● **TAREFAS A CUMPRIR**:
(a) Segundo o texto sobre as cuidadoras familiares e remuneradas, qual percentual das cuidadoras familiares possui uma cuidadora contratada?
(b) Retome o texto sobre as cuidadoras familiares e remuneradas e escreva a continuação a partir do ponto em que ele termina.

● **TEXTO PARA LEITURA**:
# # # # #
Outro aspecto apontado pelo estudo é que se trata de um contingente envelhecido, em sua maioria, com idades superiores a 50 anos, sendo que um em cada seis cuidadoras familiares são idosas. Além disso, uma em cada três não recebe ajuda de mais ninguém para esse cuidado e somente 16,7% possui uma cuidadora contratada. “Ou seja, são idosos cuidando de outros idosos”, explicou Groisman.
O tempo dedicado às atividades de cuidado também chama atenção: 73,6% das cuidadoras familiares atuam nessa função todos os dias da semana, com jornadas de oito a 12 ou mais horas. “Nas perguntas mais específicas sobre os efeitos da pandemia, 77,5% das cuidadoras familiares disseram que o tempo de dedicação aos cuidados aumentou e 75% responderam que a quantidade de esforço também aumentou nesse período”, afirmou.
Groisman relata que isso se reflete na saúde física e mental dessas mulheres. “Quase que uma em cada duas tem algum problema crônico de coluna que se agravou na pandemia. E os sentimentos de isolamento, tristeza e ansiedade por parte dessas cuidadoras familiares também foram muito aumentados”.
Já em relação às cuidadoras remuneradas, Groisman afirma que um dado que chama atenção é a reprodução de características que são históricas em relação à exploração do trabalho doméstico no Brasil. “É uma atividade realizada, em 60% dos casos, por pessoas negras, de baixa renda e com menor acesso a escolarização. Além disso, o grau de informalidade no trabalho é muito grande. Somente uma a cada três trabalha com a carteira assinada e 88% recebem menos que dois salários-mínimos”, DISSE.
De acordo com o pesquisador, muitas cuidadoras relataram que precisam acumular a realização de tarefas de cuidado com a pessoa, conjuntamente com o cuidado com a casa, o que é um elemento de evidente sobrecarga e sobreposição de atribuições. Além disso, a duração da jornada de trabalho, segundo Groisman, é muito extensa.
# # # # #
● **LISTAGEM APRESENTADA**:
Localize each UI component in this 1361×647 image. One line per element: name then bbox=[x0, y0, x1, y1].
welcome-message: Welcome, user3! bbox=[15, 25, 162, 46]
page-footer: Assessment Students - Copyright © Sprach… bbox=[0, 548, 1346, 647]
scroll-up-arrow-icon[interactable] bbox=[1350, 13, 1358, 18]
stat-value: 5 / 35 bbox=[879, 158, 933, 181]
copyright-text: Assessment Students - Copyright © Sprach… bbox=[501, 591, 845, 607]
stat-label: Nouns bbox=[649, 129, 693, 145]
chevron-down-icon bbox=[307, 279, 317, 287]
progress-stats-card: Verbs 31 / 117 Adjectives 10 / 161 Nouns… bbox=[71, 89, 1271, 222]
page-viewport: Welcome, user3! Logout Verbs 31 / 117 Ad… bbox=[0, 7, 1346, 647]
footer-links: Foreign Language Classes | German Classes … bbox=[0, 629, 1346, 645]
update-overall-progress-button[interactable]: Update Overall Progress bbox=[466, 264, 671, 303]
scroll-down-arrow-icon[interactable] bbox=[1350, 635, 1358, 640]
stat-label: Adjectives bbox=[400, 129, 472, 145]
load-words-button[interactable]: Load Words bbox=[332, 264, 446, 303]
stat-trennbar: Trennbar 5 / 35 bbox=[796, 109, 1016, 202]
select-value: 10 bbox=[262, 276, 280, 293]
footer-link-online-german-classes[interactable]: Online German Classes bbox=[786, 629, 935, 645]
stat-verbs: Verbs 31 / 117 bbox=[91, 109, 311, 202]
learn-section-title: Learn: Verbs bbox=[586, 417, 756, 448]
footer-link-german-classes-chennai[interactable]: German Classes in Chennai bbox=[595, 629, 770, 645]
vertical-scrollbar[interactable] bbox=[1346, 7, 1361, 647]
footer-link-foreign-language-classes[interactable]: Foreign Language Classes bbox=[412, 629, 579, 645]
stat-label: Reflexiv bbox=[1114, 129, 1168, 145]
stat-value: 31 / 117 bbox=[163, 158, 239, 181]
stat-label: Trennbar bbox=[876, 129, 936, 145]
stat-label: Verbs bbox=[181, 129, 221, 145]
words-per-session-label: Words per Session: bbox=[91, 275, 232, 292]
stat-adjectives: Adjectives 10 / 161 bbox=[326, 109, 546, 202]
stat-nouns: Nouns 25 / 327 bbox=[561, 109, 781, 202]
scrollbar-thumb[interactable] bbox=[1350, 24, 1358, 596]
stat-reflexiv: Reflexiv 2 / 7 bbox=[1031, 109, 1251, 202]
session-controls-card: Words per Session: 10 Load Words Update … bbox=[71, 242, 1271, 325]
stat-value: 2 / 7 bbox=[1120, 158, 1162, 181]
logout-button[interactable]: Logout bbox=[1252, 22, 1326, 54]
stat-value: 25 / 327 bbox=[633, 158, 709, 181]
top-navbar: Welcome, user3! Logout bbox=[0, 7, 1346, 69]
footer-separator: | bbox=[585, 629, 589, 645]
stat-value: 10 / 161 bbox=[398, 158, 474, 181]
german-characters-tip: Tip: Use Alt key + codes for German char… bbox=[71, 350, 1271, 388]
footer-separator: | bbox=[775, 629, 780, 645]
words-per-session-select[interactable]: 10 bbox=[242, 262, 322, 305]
# # # # #
● **RESPOSTAS POR ITEM**:
(a) 16,7%.

(b)
“Sete em cada dez cuidadoras remuneradas têm jornadas de 12 a 24 horas diárias, um número elevado delas não têm intervalo de descanso entre um dia de trabalho e outro, como prevê a legislação”. E acrescentou: “30,8% relataram que o tempo de dedicação aumentou na pandemia e 58% informaram que a quantidade de esforço dedicado aos cuidados também teve um enorme aumento. Assim como as cuidadoras familiares, 30% das remuneradas relataram que tem problemas crônicos de coluna e aumento de sentimentos como ansiedade e solidão durante a pandemia”.
As conclusões do estudo indicam a necessidade de fortalecimento das políticas públicas voltadas para a população idosa e suas cuidadoras e cuidadores, nos seus diferentes âmbitos. Para Groisman, o estudo revela um pouco dos impactos da pandemia para a população idosa, pois o que afeta quem cuida, afeta também quem é cuidado.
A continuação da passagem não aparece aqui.